-- start of Extracted data --
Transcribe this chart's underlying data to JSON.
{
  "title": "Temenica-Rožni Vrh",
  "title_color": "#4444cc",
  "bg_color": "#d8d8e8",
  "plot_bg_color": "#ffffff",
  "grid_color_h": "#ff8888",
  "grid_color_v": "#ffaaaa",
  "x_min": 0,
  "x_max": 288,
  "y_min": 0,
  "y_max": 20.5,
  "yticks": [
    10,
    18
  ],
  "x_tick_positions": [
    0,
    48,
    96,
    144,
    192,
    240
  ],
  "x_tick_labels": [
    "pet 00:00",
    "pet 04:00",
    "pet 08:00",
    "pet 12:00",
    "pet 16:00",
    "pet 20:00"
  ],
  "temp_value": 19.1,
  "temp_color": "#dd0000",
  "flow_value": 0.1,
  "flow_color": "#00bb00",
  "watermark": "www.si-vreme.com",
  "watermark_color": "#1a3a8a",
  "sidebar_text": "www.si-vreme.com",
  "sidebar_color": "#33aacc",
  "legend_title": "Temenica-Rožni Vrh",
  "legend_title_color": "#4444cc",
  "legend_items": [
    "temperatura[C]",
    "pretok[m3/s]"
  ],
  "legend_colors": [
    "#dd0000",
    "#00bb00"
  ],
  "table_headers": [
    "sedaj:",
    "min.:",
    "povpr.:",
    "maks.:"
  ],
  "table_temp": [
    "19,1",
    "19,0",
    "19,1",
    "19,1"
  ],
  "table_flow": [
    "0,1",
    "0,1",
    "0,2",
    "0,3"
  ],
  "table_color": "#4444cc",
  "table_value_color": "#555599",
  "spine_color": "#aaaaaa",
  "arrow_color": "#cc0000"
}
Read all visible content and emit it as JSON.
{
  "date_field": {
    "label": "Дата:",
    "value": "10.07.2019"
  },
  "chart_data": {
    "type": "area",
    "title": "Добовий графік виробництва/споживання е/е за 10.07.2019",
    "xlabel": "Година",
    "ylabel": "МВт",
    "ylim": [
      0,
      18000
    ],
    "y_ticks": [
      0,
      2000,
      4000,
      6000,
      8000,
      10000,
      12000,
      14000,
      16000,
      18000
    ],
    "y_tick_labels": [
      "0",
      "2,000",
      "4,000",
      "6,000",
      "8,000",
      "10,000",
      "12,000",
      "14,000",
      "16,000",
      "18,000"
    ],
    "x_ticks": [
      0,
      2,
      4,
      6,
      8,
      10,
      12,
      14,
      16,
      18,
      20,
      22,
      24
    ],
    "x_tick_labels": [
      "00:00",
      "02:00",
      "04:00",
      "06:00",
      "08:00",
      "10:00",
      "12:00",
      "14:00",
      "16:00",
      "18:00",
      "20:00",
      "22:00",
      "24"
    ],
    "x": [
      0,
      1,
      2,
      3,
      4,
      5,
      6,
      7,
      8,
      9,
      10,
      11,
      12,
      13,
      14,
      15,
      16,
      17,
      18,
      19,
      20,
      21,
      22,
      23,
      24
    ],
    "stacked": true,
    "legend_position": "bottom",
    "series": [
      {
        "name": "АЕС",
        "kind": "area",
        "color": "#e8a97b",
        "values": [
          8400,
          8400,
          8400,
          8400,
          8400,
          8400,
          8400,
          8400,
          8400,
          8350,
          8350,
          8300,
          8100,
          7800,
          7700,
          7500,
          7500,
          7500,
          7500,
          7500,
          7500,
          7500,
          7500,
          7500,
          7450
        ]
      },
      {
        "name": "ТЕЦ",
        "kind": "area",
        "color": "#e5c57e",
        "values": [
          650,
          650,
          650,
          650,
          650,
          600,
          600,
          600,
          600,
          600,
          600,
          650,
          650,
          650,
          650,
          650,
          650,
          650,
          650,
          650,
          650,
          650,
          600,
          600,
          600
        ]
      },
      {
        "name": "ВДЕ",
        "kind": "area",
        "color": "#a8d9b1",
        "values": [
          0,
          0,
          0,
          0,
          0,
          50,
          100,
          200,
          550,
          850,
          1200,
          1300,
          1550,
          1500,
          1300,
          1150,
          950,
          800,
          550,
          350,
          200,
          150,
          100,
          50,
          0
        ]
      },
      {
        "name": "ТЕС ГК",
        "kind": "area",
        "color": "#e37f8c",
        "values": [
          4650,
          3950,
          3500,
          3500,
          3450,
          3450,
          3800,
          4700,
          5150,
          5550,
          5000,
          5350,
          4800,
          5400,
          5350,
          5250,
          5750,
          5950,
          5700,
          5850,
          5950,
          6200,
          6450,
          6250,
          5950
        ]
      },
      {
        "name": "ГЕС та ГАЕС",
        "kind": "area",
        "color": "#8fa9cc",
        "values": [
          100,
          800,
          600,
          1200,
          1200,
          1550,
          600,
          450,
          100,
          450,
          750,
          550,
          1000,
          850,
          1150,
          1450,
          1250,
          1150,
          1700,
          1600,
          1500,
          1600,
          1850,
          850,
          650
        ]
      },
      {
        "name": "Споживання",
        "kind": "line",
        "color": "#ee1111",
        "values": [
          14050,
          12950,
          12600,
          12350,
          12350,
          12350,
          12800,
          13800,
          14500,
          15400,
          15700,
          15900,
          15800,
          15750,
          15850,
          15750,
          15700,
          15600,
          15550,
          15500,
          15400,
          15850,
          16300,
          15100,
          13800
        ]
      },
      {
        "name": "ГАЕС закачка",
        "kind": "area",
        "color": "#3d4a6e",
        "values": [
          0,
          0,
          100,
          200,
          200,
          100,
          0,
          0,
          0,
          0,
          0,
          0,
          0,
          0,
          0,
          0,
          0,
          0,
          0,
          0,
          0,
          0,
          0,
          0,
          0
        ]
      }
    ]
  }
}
-- end of Extracted data --
- Exercise goal
Write the entire listing out again, word for word.

- Answer to the problem
Transcribe this chart's underlying data to JSON.
{
  "title": "Temenica-Rožni Vrh",
  "title_color": "#4444cc",
  "bg_color": "#d8d8e8",
  "plot_bg_color": "#ffffff",
  "grid_color_h": "#ff8888",
  "grid_color_v": "#ffaaaa",
  "x_min": 0,
  "x_max": 288,
  "y_min": 0,
  "y_max": 20.5,
  "yticks": [
    10,
    18
  ],
  "x_tick_positions": [
    0,
    48,
    96,
    144,
    192,
    240
  ],
  "x_tick_labels": [
    "pet 00:00",
    "pet 04:00",
    "pet 08:00",
    "pet 12:00",
    "pet 16:00",
    "pet 20:00"
  ],
  "temp_value": 19.1,
  "temp_color": "#dd0000",
  "flow_value": 0.1,
  "flow_color": "#00bb00",
  "watermark": "www.si-vreme.com",
  "watermark_color": "#1a3a8a",
  "sidebar_text": "www.si-vreme.com",
  "sidebar_color": "#33aacc",
  "legend_title": "Temenica-Rožni Vrh",
  "legend_title_color": "#4444cc",
  "legend_items": [
    "temperatura[C]",
    "pretok[m3/s]"
  ],
  "legend_colors": [
    "#dd0000",
    "#00bb00"
  ],
  "table_headers": [
    "sedaj:",
    "min.:",
    "povpr.:",
    "maks.:"
  ],
  "table_temp": [
    "19,1",
    "19,0",
    "19,1",
    "19,1"
  ],
  "table_flow": [
    "0,1",
    "0,1",
    "0,2",
    "0,3"
  ],
  "table_color": "#4444cc",
  "table_value_color": "#555599",
  "spine_color": "#aaaaaa",
  "arrow_color": "#cc0000"
}
Read all visible content and emit it as JSON.
{
  "date_field": {
    "label": "Дата:",
    "value": "10.07.2019"
  },
  "chart_data": {
    "type": "area",
    "title": "Добовий графік виробництва/споживання е/е за 10.07.2019",
    "xlabel": "Година",
    "ylabel": "МВт",
    "ylim": [
      0,
      18000
    ],
    "y_ticks": [
      0,
      2000,
      4000,
      6000,
      8000,
      10000,
      12000,
      14000,
      16000,
      18000
    ],
    "y_tick_labels": [
      "0",
      "2,000",
      "4,000",
      "6,000",
      "8,000",
      "10,000",
      "12,000",
      "14,000",
      "16,000",
      "18,000"
    ],
    "x_ticks": [
      0,
      2,
      4,
      6,
      8,
      10,
      12,
      14,
      16,
      18,
      20,
      22,
      24
    ],
    "x_tick_labels": [
      "00:00",
      "02:00",
      "04:00",
      "06:00",
      "08:00",
      "10:00",
      "12:00",
      "14:00",
      "16:00",
      "18:00",
      "20:00",
      "22:00",
      "24"
    ],
    "x": [
      0,
      1,
      2,
      3,
      4,
      5,
      6,
      7,
      8,
      9,
      10,
      11,
      12,
      13,
      14,
      15,
      16,
      17,
      18,
      19,
      20,
      21,
      22,
      23,
      24
    ],
    "stacked": true,
    "legend_position": "bottom",
    "series": [
      {
        "name": "АЕС",
        "kind": "area",
        "color": "#e8a97b",
        "values": [
          8400,
          8400,
          8400,
          8400,
          8400,
          8400,
          8400,
          8400,
          8400,
          8350,
          8350,
          8300,
          8100,
          7800,
          7700,
          7500,
          7500,
          7500,
          7500,
          7500,
          7500,
          7500,
          7500,
          7500,
          7450
        ]
      },
      {
        "name": "ТЕЦ",
        "kind": "area",
        "color": "#e5c57e",
        "values": [
          650,
          650,
          650,
          650,
          650,
          600,
          600,
          600,
          600,
          600,
          600,
          650,
          650,
          650,
          650,
          650,
          650,
          650,
          650,
          650,
          650,
          650,
          600,
          600,
          600
        ]
      },
      {
        "name": "ВДЕ",
        "kind": "area",
        "color": "#a8d9b1",
        "values": [
          0,
          0,
          0,
          0,
          0,
          50,
          100,
          200,
          550,
          850,
          1200,
          1300,
          1550,
          1500,
          1300,
          1150,
          950,
          800,
          550,
          350,
          200,
          150,
          100,
          50,
          0
        ]
      },
      {
        "name": "ТЕС ГК",
        "kind": "area",
        "color": "#e37f8c",
        "values": [
          4650,
          3950,
          3500,
          3500,
          3450,
          3450,
          3800,
          4700,
          5150,
          5550,
          5000,
          5350,
          4800,
          5400,
          5350,
          5250,
          5750,
          5950,
          5700,
          5850,
          5950,
          6200,
          6450,
          6250,
          5950
        ]
      },
      {
        "name": "ГЕС та ГАЕС",
        "kind": "area",
        "color": "#8fa9cc",
        "values": [
          100,
          800,
          600,
          1200,
          1200,
          1550,
          600,
          450,
          100,
          450,
          750,
          550,
          1000,
          850,
          1150,
          1450,
          1250,
          1150,
          1700,
          1600,
          1500,
          1600,
          1850,
          850,
          650
        ]
      },
      {
        "name": "Споживання",
        "kind": "line",
        "color": "#ee1111",
        "values": [
          14050,
          12950,
          12600,
          12350,
          12350,
          12350,
          12800,
          13800,
          14500,
          15400,
          15700,
          15900,
          15800,
          15750,
          15850,
          15750,
          15700,
          15600,
          15550,
          15500,
          15400,
          15850,
          16300,
          15100,
          13800
        ]
      },
      {
        "name": "ГАЕС закачка",
        "kind": "area",
        "color": "#3d4a6e",
        "values": [
          0,
          0,
          100,
          200,
          200,
          100,
          0,
          0,
          0,
          0,
          0,
          0,
          0,
          0,
          0,
          0,
          0,
          0,
          0,
          0,
          0,
          0,
          0,
          0,
          0
        ]
      }
    ]
  }
}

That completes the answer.